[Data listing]
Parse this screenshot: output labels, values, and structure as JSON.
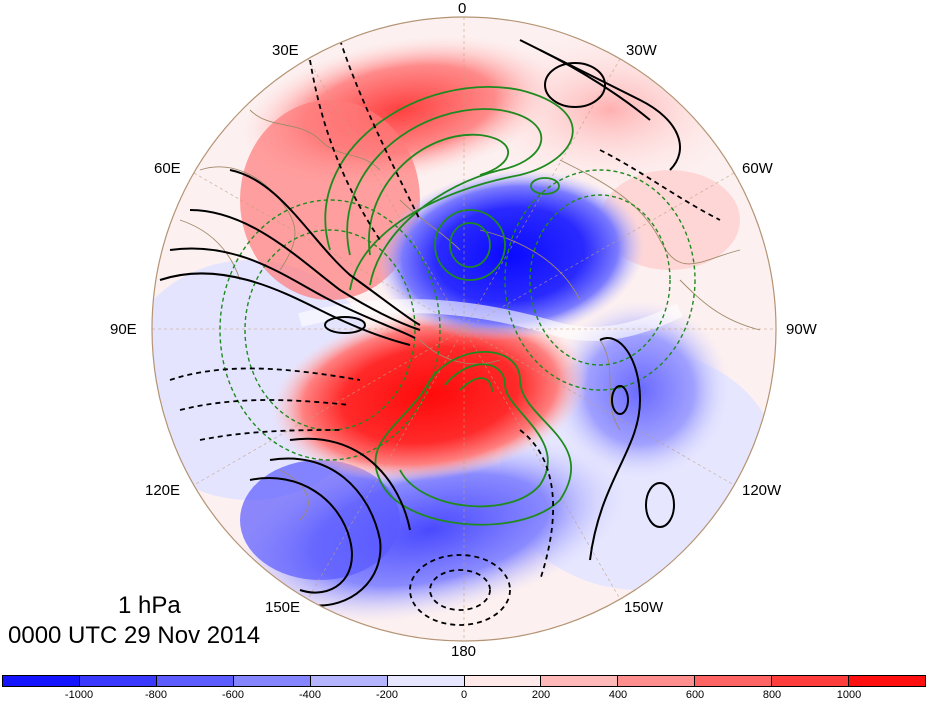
{
  "title": {
    "level": "1 hPa",
    "time": "0000 UTC 29 Nov 2014"
  },
  "longitude_labels": [
    "0",
    "30W",
    "60W",
    "90W",
    "120W",
    "150W",
    "180",
    "150E",
    "120E",
    "90E",
    "60E",
    "30E"
  ],
  "colorbar": {
    "colors": [
      "#1414ff",
      "#3a3aff",
      "#5c5cff",
      "#8585ff",
      "#b4b4ff",
      "#e6e6ff",
      "#ffe9e9",
      "#ffb9b9",
      "#ff8e8e",
      "#ff6464",
      "#ff3d3d",
      "#ff0f0f"
    ],
    "labels": [
      "-1000",
      "-800",
      "-600",
      "-400",
      "-200",
      "0",
      "200",
      "400",
      "600",
      "800",
      "1000"
    ]
  },
  "colors": {
    "black_contour": "#000000",
    "green_contour": "#1f8a1f",
    "coastline": "#a08a6a"
  }
}
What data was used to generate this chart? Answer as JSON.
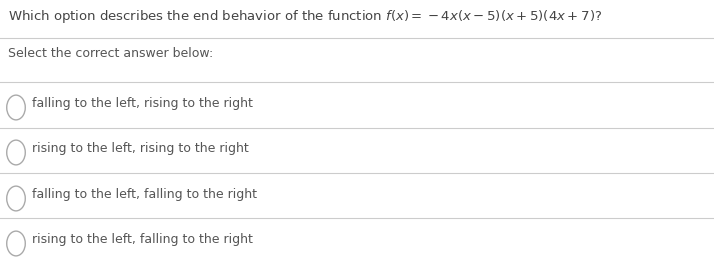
{
  "title_plain": "Which option describes the end behavior of the function ",
  "title_math": "$f(x) = -4x(x-5)(x+5)(4x+7)$?",
  "subtitle": "Select the correct answer below:",
  "options": [
    "falling to the left, rising to the right",
    "rising to the left, rising to the right",
    "falling to the left, falling to the right",
    "rising to the left, falling to the right"
  ],
  "background_color": "#ffffff",
  "text_color": "#555555",
  "title_color": "#444444",
  "line_color": "#cccccc",
  "circle_edge_color": "#aaaaaa",
  "title_fontsize": 9.5,
  "subtitle_fontsize": 9.0,
  "option_fontsize": 9.0,
  "figwidth": 7.14,
  "figheight": 2.58,
  "dpi": 100
}
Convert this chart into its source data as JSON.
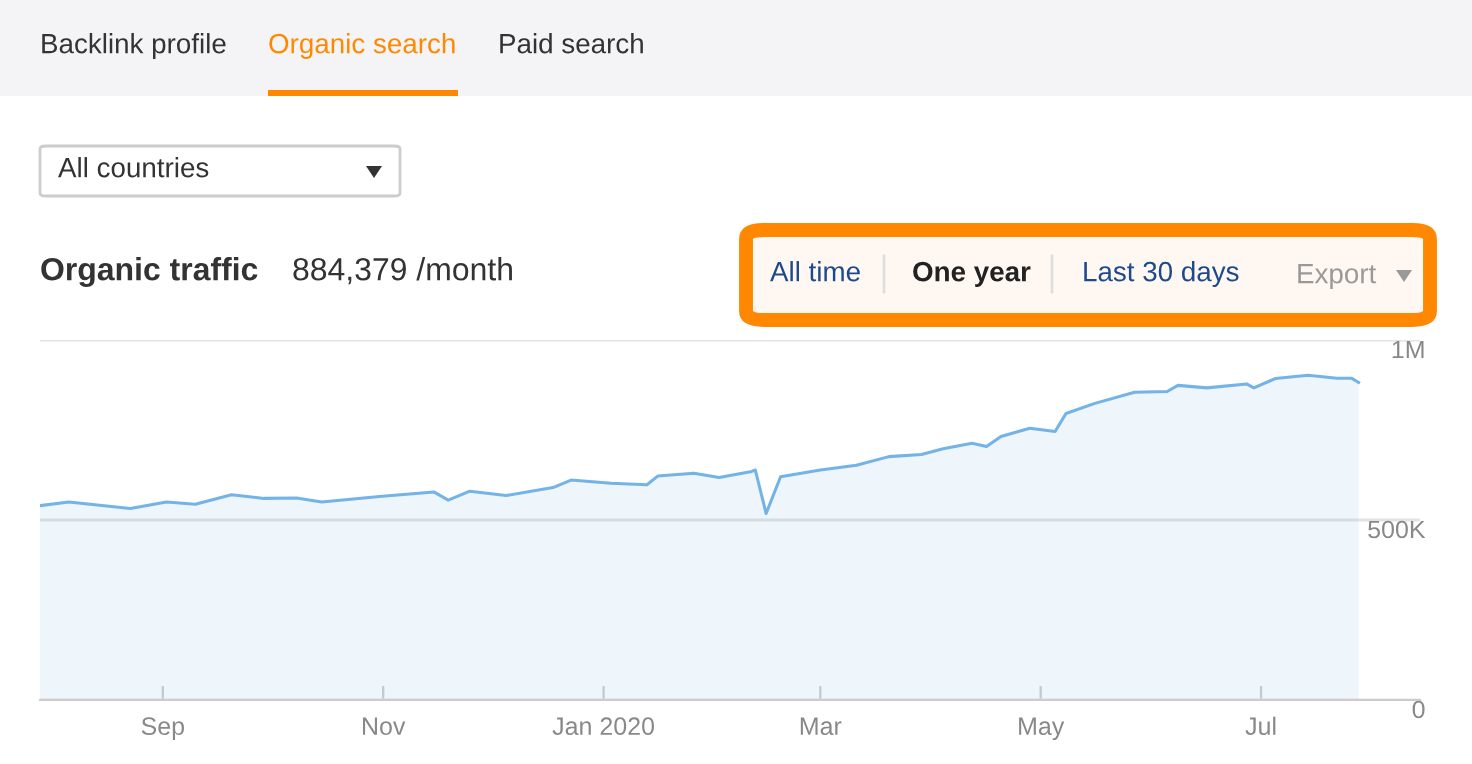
{
  "chart_data": {
    "type": "area",
    "title": "Organic traffic",
    "subtitle": "884,379 /month",
    "annotations": [
      "Backlink profile",
      "Organic search",
      "Paid search",
      "All countries",
      "All time",
      "One year",
      "Last 30 days",
      "Export"
    ],
    "x": [
      "2019-07-29",
      "2019-08-06",
      "2019-08-23",
      "2019-09-02",
      "2019-09-10",
      "2019-09-20",
      "2019-09-29",
      "2019-10-08",
      "2019-10-15",
      "2019-10-31",
      "2019-11-15",
      "2019-11-19",
      "2019-11-25",
      "2019-12-05",
      "2019-12-18",
      "2019-12-23",
      "2020-01-03",
      "2020-01-13",
      "2020-01-16",
      "2020-01-26",
      "2020-02-02",
      "2020-02-11",
      "2020-02-12",
      "2020-02-15",
      "2020-02-19",
      "2020-03-01",
      "2020-03-11",
      "2020-03-20",
      "2020-03-29",
      "2020-04-04",
      "2020-04-12",
      "2020-04-16",
      "2020-04-20",
      "2020-04-28",
      "2020-05-05",
      "2020-05-08",
      "2020-05-16",
      "2020-05-27",
      "2020-06-05",
      "2020-06-08",
      "2020-06-16",
      "2020-06-27",
      "2020-06-29",
      "2020-07-05",
      "2020-07-14",
      "2020-07-22",
      "2020-07-26",
      "2020-07-28"
    ],
    "series": [
      {
        "color": "#73b3e7",
        "values": [
          540000,
          550000,
          532000,
          550000,
          544000,
          570000,
          560000,
          561000,
          550000,
          565000,
          578000,
          555000,
          580000,
          568000,
          590000,
          611000,
          602000,
          598000,
          622000,
          630000,
          618000,
          635000,
          639000,
          518000,
          620000,
          639000,
          652000,
          676000,
          682000,
          698000,
          713000,
          704000,
          732000,
          755000,
          746000,
          796000,
          824000,
          855000,
          857000,
          874000,
          867000,
          878000,
          867000,
          893000,
          902000,
          894000,
          894000,
          882000
        ]
      }
    ],
    "xlim": [
      "2019-07-29",
      "2020-08-14"
    ],
    "xticks": [
      {
        "value": "2019-09-01",
        "label": "Sep"
      },
      {
        "value": "2019-11-01",
        "label": "Nov"
      },
      {
        "value": "2020-01-01",
        "label": "Jan 2020"
      },
      {
        "value": "2020-03-01",
        "label": "Mar"
      },
      {
        "value": "2020-05-01",
        "label": "May"
      },
      {
        "value": "2020-07-01",
        "label": "Jul"
      }
    ],
    "ylim": [
      0,
      1000000
    ],
    "yticks": [
      0,
      {
        "value": 500000,
        "label": "500K"
      },
      {
        "value": 1000000,
        "label": "1M"
      }
    ],
    "grid": "y",
    "legend": false
  }
}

## Description of the task
Give back all entries exactly. No pictures belong in the copy.

## Response to this task
Parse this screenshot: output labels, values, and structure as JSON.
{
  "title": {
    "level": "1 hPa",
    "time": "0000 UTC 29 Nov 2014"
  },
  "longitude_labels": [
    "0",
    "30W",
    "60W",
    "90W",
    "120W",
    "150W",
    "180",
    "150E",
    "120E",
    "90E",
    "60E",
    "30E"
  ],
  "colorbar": {
    "colors": [
      "#1414ff",
      "#3a3aff",
      "#5c5cff",
      "#8585ff",
      "#b4b4ff",
      "#e6e6ff",
      "#ffe9e9",
      "#ffb9b9",
      "#ff8e8e",
      "#ff6464",
      "#ff3d3d",
      "#ff0f0f"
    ],
    "labels": [
      "-1000",
      "-800",
      "-600",
      "-400",
      "-200",
      "0",
      "200",
      "400",
      "600",
      "800",
      "1000"
    ]
  },
  "colors": {
    "black_contour": "#000000",
    "green_contour": "#1f8a1f",
    "coastline": "#a08a6a"
  }
}
What data was used to generate this chart? Answer as JSON.
{
  "title_plain": "Which option describes the end behavior of the function ",
  "title_math": "$f(x) = -4x(x-5)(x+5)(4x+7)$?",
  "subtitle": "Select the correct answer below:",
  "options": [
    "falling to the left, rising to the right",
    "rising to the left, rising to the right",
    "falling to the left, falling to the right",
    "rising to the left, falling to the right"
  ],
  "background_color": "#ffffff",
  "text_color": "#555555",
  "title_color": "#444444",
  "line_color": "#cccccc",
  "circle_edge_color": "#aaaaaa",
  "title_fontsize": 9.5,
  "subtitle_fontsize": 9.0,
  "option_fontsize": 9.0,
  "figwidth": 7.14,
  "figheight": 2.58,
  "dpi": 100
}
Convert this chart into its source data as JSON.
{
  "chart_data": {
    "type": "area",
    "title": "Organic traffic",
    "subtitle": "884,379 /month",
    "annotations": [
      "Backlink profile",
      "Organic search",
      "Paid search",
      "All countries",
      "All time",
      "One year",
      "Last 30 days",
      "Export"
    ],
    "x": [
      "2019-07-29",
      "2019-08-06",
      "2019-08-23",
      "2019-09-02",
      "2019-09-10",
      "2019-09-20",
      "2019-09-29",
      "2019-10-08",
      "2019-10-15",
      "2019-10-31",
      "2019-11-15",
      "2019-11-19",
      "2019-11-25",
      "2019-12-05",
      "2019-12-18",
      "2019-12-23",
      "2020-01-03",
      "2020-01-13",
      "2020-01-16",
      "2020-01-26",
      "2020-02-02",
      "2020-02-11",
      "2020-02-12",
      "2020-02-15",
      "2020-02-19",
      "2020-03-01",
      "2020-03-11",
      "2020-03-20",
      "2020-03-29",
      "2020-04-04",
      "2020-04-12",
      "2020-04-16",
      "2020-04-20",
      "2020-04-28",
      "2020-05-05",
      "2020-05-08",
      "2020-05-16",
      "2020-05-27",
      "2020-06-05",
      "2020-06-08",
      "2020-06-16",
      "2020-06-27",
      "2020-06-29",
      "2020-07-05",
      "2020-07-14",
      "2020-07-22",
      "2020-07-26",
      "2020-07-28"
    ],
    "series": [
      {
        "color": "#73b3e7",
        "values": [
          540000,
          550000,
          532000,
          550000,
          544000,
          570000,
          560000,
          561000,
          550000,
          565000,
          578000,
          555000,
          580000,
          568000,
          590000,
          611000,
          602000,
          598000,
          622000,
          630000,
          618000,
          635000,
          639000,
          518000,
          620000,
          639000,
          652000,
          676000,
          682000,
          698000,
          713000,
          704000,
          732000,
          755000,
          746000,
          796000,
          824000,
          855000,
          857000,
          874000,
          867000,
          878000,
          867000,
          893000,
          902000,
          894000,
          894000,
          882000
        ]
      }
    ],
    "xlim": [
      "2019-07-29",
      "2020-08-14"
    ],
    "xticks": [
      {
        "value": "2019-09-01",
        "label": "Sep"
      },
      {
        "value": "2019-11-01",
        "label": "Nov"
      },
      {
        "value": "2020-01-01",
        "label": "Jan 2020"
      },
      {
        "value": "2020-03-01",
        "label": "Mar"
      },
      {
        "value": "2020-05-01",
        "label": "May"
      },
      {
        "value": "2020-07-01",
        "label": "Jul"
      }
    ],
    "ylim": [
      0,
      1000000
    ],
    "yticks": [
      0,
      {
        "value": 500000,
        "label": "500K"
      },
      {
        "value": 1000000,
        "label": "1M"
      }
    ],
    "grid": "y",
    "legend": false
  }
}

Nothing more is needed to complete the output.